# ASSIGNMENT:
Straight copy, no pictures: transcribe each entry as it stands.

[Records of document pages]
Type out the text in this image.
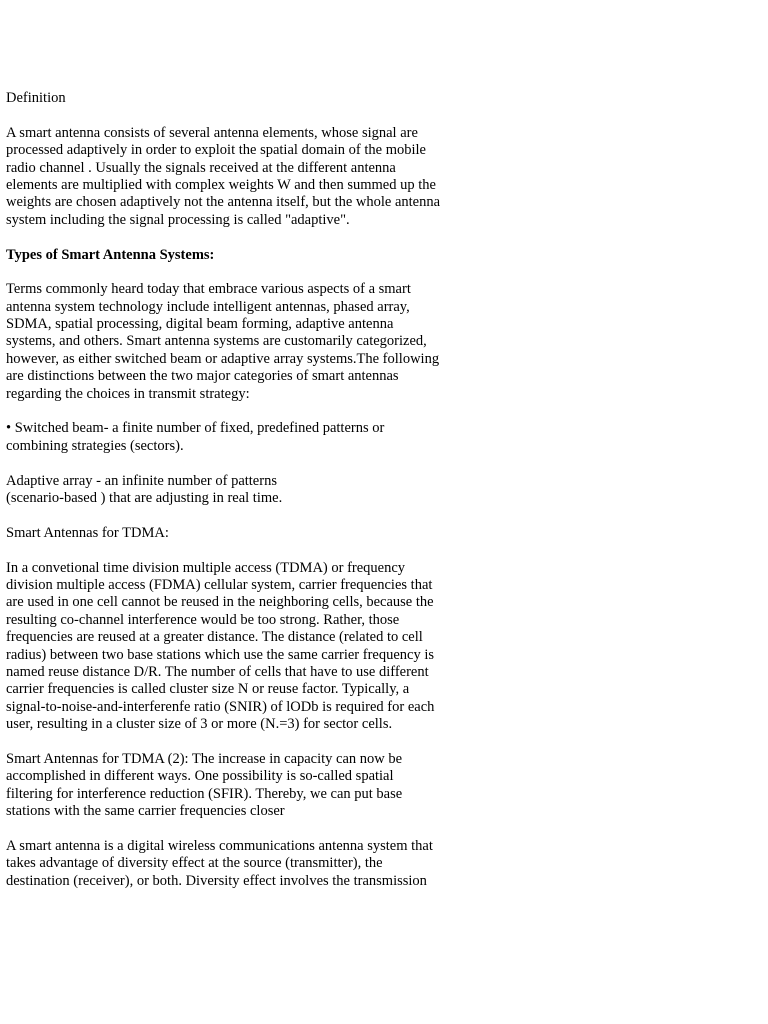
Definition
A smart antenna consists of several antenna elements, whose signal are
processed adaptively in order to exploit the spatial domain of the mobile
radio channel . Usually the signals received at the different antenna
elements are multiplied with complex weights W and then summed up the
weights are chosen adaptively not the antenna itself, but the whole antenna
system including the signal processing is called "adaptive".
Types of Smart Antenna Systems:
Terms commonly heard today that embrace various aspects of a smart
antenna system technology include intelligent antennas, phased array,
SDMA, spatial processing, digital beam forming, adaptive antenna
systems, and others. Smart antenna systems are customarily categorized,
however, as either switched beam or adaptive array systems.The following
are distinctions between the two major categories of smart antennas
regarding the choices in transmit strategy:
• Switched beam- a finite number of fixed, predefined patterns or
combining strategies (sectors).
Adaptive array - an infinite number of patterns
(scenario-based ) that are adjusting in real time.
Smart Antennas for TDMA:
In a convetional time division multiple access (TDMA) or frequency
division multiple access (FDMA) cellular system, carrier frequencies that
are used in one cell cannot be reused in the neighboring cells, because the
resulting co-channel interference would be too strong. Rather, those
frequencies are reused at a greater distance. The distance (related to cell
radius) between two base stations which use the same carrier frequency is
named reuse distance D/R. The number of cells that have to use different
carrier frequencies is called cluster size N or reuse factor. Typically, a
signal-to-noise-and-interferenfe ratio (SNIR) of lODb is required for each
user, resulting in a cluster size of 3 or more (N.=3) for sector cells.
Smart Antennas for TDMA (2): The increase in capacity can now be
accomplished in different ways. One possibility is so-called spatial
filtering for interference reduction (SFIR). Thereby, we can put base
stations with the same carrier frequencies closer
A smart antenna is a digital wireless communications antenna system that
takes advantage of diversity effect at the source (transmitter), the
destination (receiver), or both. Diversity effect involves the transmission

# WRITTEN ANSWER:
Type out the text in this image.
Definition
A smart antenna consists of several antenna elements, whose signal are
processed adaptively in order to exploit the spatial domain of the mobile
radio channel . Usually the signals received at the different antenna
elements are multiplied with complex weights W and then summed up the
weights are chosen adaptively not the antenna itself, but the whole antenna
system including the signal processing is called "adaptive".
Types of Smart Antenna Systems:
Terms commonly heard today that embrace various aspects of a smart
antenna system technology include intelligent antennas, phased array,
SDMA, spatial processing, digital beam forming, adaptive antenna
systems, and others. Smart antenna systems are customarily categorized,
however, as either switched beam or adaptive array systems.The following
are distinctions between the two major categories of smart antennas
regarding the choices in transmit strategy:
• Switched beam- a finite number of fixed, predefined patterns or
combining strategies (sectors).
Adaptive array - an infinite number of patterns
(scenario-based ) that are adjusting in real time.
Smart Antennas for TDMA:
In a convetional time division multiple access (TDMA) or frequency
division multiple access (FDMA) cellular system, carrier frequencies that
are used in one cell cannot be reused in the neighboring cells, because the
resulting co-channel interference would be too strong. Rather, those
frequencies are reused at a greater distance. The distance (related to cell
radius) between two base stations which use the same carrier frequency is
named reuse distance D/R. The number of cells that have to use different
carrier frequencies is called cluster size N or reuse factor. Typically, a
signal-to-noise-and-interferenfe ratio (SNIR) of lODb is required for each
user, resulting in a cluster size of 3 or more (N.=3) for sector cells.
Smart Antennas for TDMA (2): The increase in capacity can now be
accomplished in different ways. One possibility is so-called spatial
filtering for interference reduction (SFIR). Thereby, we can put base
stations with the same carrier frequencies closer
A smart antenna is a digital wireless communications antenna system that
takes advantage of diversity effect at the source (transmitter), the
destination (receiver), or both. Diversity effect involves the transmission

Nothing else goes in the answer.